Your task
Pick out every line with the word "that" and copy it.

# # # #

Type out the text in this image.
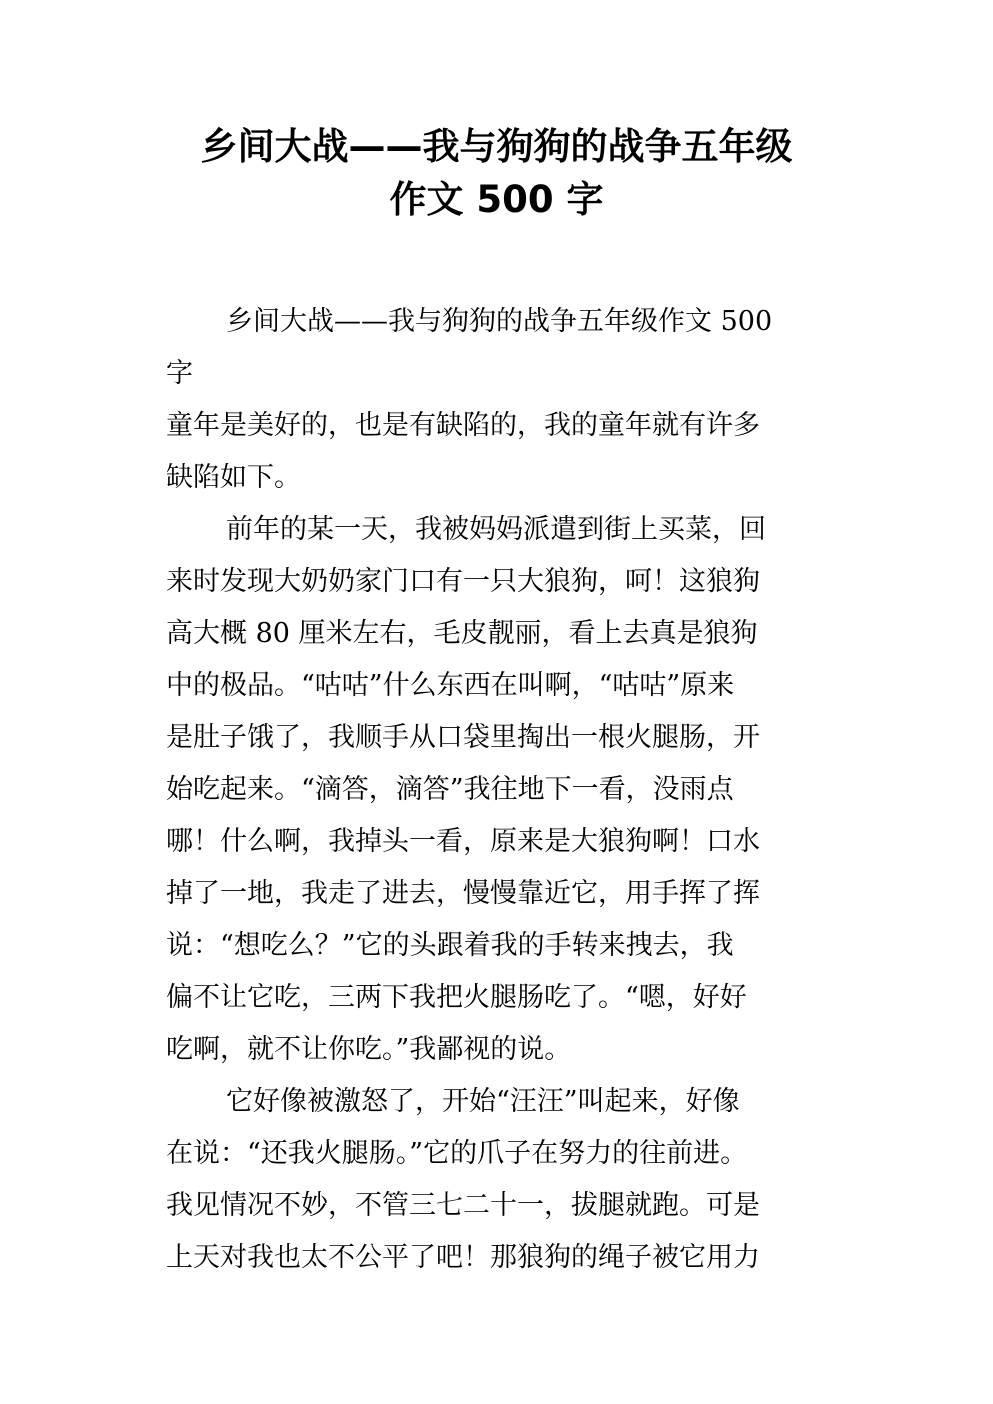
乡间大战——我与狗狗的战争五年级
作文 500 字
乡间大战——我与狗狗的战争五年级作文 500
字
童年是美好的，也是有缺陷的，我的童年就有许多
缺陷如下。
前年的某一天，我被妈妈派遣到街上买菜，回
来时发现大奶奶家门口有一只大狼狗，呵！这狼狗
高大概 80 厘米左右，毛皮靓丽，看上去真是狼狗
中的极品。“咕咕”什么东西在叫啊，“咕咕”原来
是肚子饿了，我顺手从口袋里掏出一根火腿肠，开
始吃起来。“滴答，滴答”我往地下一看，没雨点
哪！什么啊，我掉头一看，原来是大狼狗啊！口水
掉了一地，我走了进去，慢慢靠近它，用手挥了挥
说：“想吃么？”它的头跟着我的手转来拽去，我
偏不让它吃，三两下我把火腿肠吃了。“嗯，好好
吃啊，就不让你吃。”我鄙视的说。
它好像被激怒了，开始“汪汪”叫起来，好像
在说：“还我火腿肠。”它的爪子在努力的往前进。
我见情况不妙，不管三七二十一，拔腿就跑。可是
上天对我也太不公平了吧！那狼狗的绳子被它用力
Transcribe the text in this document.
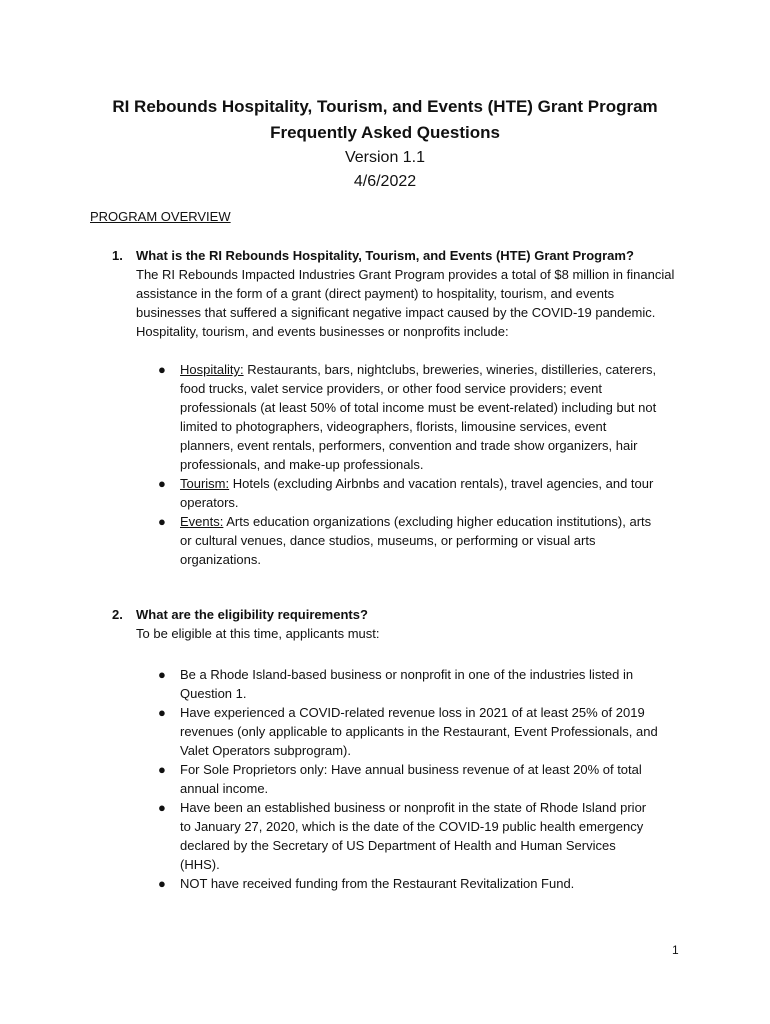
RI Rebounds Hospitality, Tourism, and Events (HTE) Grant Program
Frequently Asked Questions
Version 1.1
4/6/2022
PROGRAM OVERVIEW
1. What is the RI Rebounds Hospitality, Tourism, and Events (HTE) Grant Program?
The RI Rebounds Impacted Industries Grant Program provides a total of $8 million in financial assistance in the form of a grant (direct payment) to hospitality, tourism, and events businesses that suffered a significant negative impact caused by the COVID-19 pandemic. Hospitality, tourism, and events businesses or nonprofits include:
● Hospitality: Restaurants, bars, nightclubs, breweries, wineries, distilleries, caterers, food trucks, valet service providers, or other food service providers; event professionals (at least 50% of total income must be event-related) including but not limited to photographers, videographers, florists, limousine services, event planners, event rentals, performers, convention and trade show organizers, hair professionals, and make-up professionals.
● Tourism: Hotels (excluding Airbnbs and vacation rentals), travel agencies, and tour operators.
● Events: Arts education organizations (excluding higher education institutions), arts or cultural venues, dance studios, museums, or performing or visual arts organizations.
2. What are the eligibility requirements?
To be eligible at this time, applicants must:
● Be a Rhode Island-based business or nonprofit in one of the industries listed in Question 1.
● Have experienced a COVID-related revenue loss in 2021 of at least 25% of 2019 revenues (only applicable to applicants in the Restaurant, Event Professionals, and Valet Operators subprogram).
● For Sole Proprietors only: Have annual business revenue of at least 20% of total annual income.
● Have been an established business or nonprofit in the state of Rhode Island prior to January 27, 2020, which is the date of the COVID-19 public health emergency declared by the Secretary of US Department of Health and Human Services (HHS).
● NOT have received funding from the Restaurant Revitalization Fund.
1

# # # #

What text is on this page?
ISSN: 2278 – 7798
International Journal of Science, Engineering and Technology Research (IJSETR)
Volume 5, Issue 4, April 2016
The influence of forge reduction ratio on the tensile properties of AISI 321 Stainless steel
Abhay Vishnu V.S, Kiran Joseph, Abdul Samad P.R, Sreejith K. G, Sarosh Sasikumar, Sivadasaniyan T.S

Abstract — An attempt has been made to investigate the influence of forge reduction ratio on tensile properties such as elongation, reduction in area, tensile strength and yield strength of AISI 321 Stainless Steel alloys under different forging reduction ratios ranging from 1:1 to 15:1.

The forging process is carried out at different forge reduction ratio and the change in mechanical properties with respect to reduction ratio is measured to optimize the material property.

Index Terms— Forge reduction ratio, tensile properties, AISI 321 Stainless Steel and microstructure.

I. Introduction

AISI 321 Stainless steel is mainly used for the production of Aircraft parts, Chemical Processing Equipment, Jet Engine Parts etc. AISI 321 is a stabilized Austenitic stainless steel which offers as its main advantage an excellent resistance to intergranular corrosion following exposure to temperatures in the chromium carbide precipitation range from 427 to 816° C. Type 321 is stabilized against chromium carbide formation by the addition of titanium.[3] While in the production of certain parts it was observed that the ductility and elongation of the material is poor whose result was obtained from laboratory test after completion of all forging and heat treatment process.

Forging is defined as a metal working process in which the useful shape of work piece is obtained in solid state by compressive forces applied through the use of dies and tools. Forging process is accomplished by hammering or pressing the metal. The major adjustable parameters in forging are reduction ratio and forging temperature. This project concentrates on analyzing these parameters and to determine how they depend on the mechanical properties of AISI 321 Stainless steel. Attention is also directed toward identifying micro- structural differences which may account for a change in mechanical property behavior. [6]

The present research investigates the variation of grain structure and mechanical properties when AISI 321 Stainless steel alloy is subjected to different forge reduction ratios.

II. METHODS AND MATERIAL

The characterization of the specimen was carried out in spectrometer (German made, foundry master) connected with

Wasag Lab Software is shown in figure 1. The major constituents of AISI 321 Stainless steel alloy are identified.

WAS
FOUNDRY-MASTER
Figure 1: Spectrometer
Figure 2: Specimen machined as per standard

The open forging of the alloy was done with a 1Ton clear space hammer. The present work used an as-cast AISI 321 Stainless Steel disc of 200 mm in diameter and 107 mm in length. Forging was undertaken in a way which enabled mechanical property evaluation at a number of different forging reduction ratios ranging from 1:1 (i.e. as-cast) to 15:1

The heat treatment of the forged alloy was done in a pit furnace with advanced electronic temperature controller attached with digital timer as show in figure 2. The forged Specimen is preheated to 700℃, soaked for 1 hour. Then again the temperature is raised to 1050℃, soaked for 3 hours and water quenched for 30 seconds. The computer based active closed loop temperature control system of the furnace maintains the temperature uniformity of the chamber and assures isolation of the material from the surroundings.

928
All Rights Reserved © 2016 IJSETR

# # # #

Result for this exercise
The RI Rebounds Impacted Industries Grant Program provides a total of $8 million in financial assistance in the form of a grant (direct payment) to hospitality, tourism, and events businesses that suffered a significant negative impact caused by the COVID-19 pandemic. Hospitality, tourism, and events businesses or nonprofits include:
AISI 321 Stainless steel is mainly used for the production of Aircraft parts, Chemical Processing Equipment, Jet Engine Parts etc. AISI 321 is a stabilized Austenitic stainless steel which offers as its main advantage an excellent resistance to intergranular corrosion following exposure to temperatures in the chromium carbide precipitation range from 427 to 816° C. Type 321 is stabilized against chromium carbide formation by the addition of titanium.[3] While in the production of certain parts it was observed that the ductility and elongation of the material is poor whose result was obtained from laboratory test after completion of all forging and heat treatment process.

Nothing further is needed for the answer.